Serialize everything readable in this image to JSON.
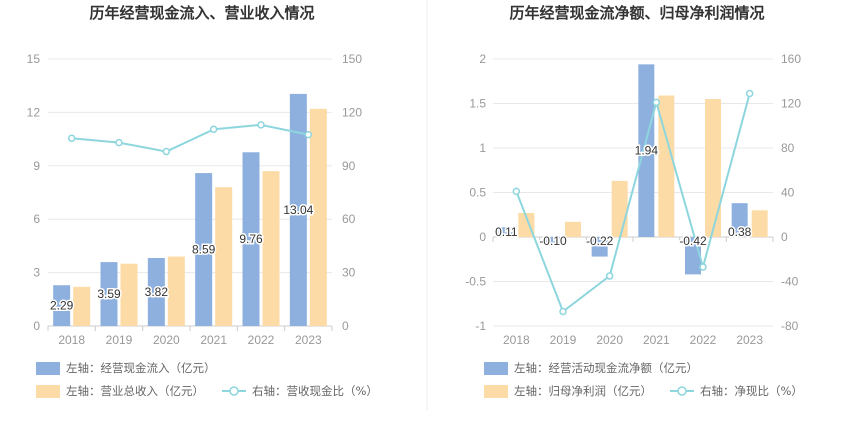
{
  "chart_data": [
    {
      "type": "bar",
      "title": "历年经营现金流入、营业收入情况",
      "categories": [
        "2018",
        "2019",
        "2020",
        "2021",
        "2022",
        "2023"
      ],
      "left_axis": {
        "ticks": [
          "0",
          "3",
          "6",
          "9",
          "12",
          "15"
        ],
        "ylim": [
          0,
          15
        ]
      },
      "right_axis": {
        "ticks": [
          "0",
          "30",
          "60",
          "90",
          "120",
          "150"
        ],
        "ylim": [
          0,
          150
        ]
      },
      "grid": true,
      "legend_position": "bottom-left",
      "series": [
        {
          "name": "左轴：经营现金流入（亿元）",
          "kind": "bar",
          "axis": "left",
          "color": "#8eb0de",
          "values": [
            2.29,
            3.59,
            3.82,
            8.59,
            9.76,
            13.04
          ],
          "labels": [
            "2.29",
            "3.59",
            "3.82",
            "8.59",
            "9.76",
            "13.04"
          ]
        },
        {
          "name": "左轴：营业总收入（亿元）",
          "kind": "bar",
          "axis": "left",
          "color": "#fddba6",
          "values": [
            2.2,
            3.5,
            3.9,
            7.8,
            8.7,
            12.2
          ]
        },
        {
          "name": "右轴：营收现金比（%）",
          "kind": "line",
          "axis": "right",
          "color": "#8dd6dd",
          "values": [
            105.5,
            103,
            98,
            110.5,
            113,
            107.5
          ]
        }
      ]
    },
    {
      "type": "bar",
      "title": "历年经营现金流净额、归母净利润情况",
      "categories": [
        "2018",
        "2019",
        "2020",
        "2021",
        "2022",
        "2023"
      ],
      "left_axis": {
        "ticks": [
          "-1",
          "-0.5",
          "0",
          "0.5",
          "1",
          "1.5",
          "2"
        ],
        "ylim": [
          -1,
          2
        ]
      },
      "right_axis": {
        "ticks": [
          "-80",
          "-40",
          "0",
          "40",
          "80",
          "120",
          "160"
        ],
        "ylim": [
          -80,
          160
        ]
      },
      "grid": true,
      "legend_position": "bottom-left",
      "series": [
        {
          "name": "左轴：经营活动现金流净额（亿元）",
          "kind": "bar",
          "axis": "left",
          "color": "#8eb0de",
          "values": [
            0.11,
            -0.1,
            -0.22,
            1.94,
            -0.42,
            0.38
          ],
          "labels": [
            "0.11",
            "-0.10",
            "-0.22",
            "1.94",
            "-0.42",
            "0.38"
          ]
        },
        {
          "name": "左轴：归母净利润（亿元）",
          "kind": "bar",
          "axis": "left",
          "color": "#fddba6",
          "values": [
            0.27,
            0.17,
            0.63,
            1.59,
            1.55,
            0.3
          ]
        },
        {
          "name": "右轴：净现比（%）",
          "kind": "line",
          "axis": "right",
          "color": "#8dd6dd",
          "values": [
            41,
            -67,
            -35,
            121,
            -27,
            129
          ]
        }
      ]
    }
  ]
}
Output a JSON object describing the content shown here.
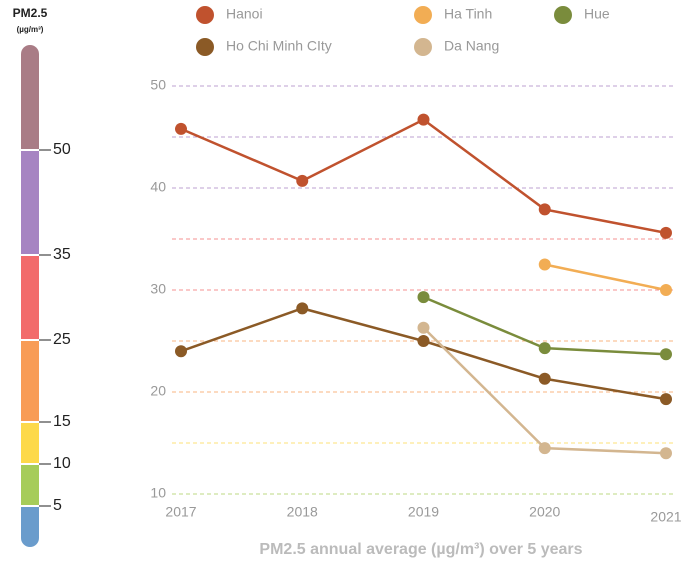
{
  "chart_data": {
    "type": "line",
    "x_label": "PM2.5 annual average (µg/m³) over 5 years",
    "categories": [
      "2017",
      "2018",
      "2019",
      "2020",
      "2021"
    ],
    "ylim": [
      10,
      50
    ],
    "yticks": [
      10,
      20,
      30,
      40,
      50
    ],
    "minor_yticks": [
      15,
      25,
      35,
      45
    ],
    "grid": true,
    "series": [
      {
        "name": "Hanoi",
        "color": "#c0522e",
        "values": [
          45.8,
          40.7,
          46.7,
          37.9,
          35.6
        ]
      },
      {
        "name": "Ha Tinh",
        "color": "#f2ad54",
        "values": [
          null,
          null,
          null,
          32.5,
          30.0
        ]
      },
      {
        "name": "Hue",
        "color": "#7a8c3c",
        "values": [
          null,
          null,
          29.3,
          24.3,
          23.7
        ]
      },
      {
        "name": "Ho Chi Minh CIty",
        "color": "#8b5a26",
        "values": [
          24.0,
          28.2,
          25.0,
          21.3,
          19.3
        ]
      },
      {
        "name": "Da Nang",
        "color": "#d3b690",
        "values": [
          null,
          null,
          26.3,
          14.5,
          14.0
        ]
      }
    ],
    "scale": {
      "title": "PM2.5",
      "unit": "(µg/m³)",
      "ticks": [
        50,
        35,
        25,
        15,
        10,
        5
      ],
      "colors": [
        "#a97c86",
        "#a684c2",
        "#f26b6b",
        "#f89c56",
        "#fdd94a",
        "#a6cc5a",
        "#6a9ccc"
      ]
    }
  }
}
-- -- --
WHAT IS EXPECTED: Copy each line of the entries that includes the word "name".

OUTPUT OF THE EXERCISE:
          "name": "左轴：经营现金流入（亿元）",
          "name": "左轴：营业总收入（亿元）",
          "name": "右轴：营收现金比（%）",
          "name": "左轴：经营活动现金流净额（亿元）",
          "name": "左轴：归母净利润（亿元）",
          "name": "右轴：净现比（%）",
        "name": "Hanoi",
        "name": "Ha Tinh",
        "name": "Hue",
        "name": "Ho Chi Minh CIty",
        "name": "Da Nang",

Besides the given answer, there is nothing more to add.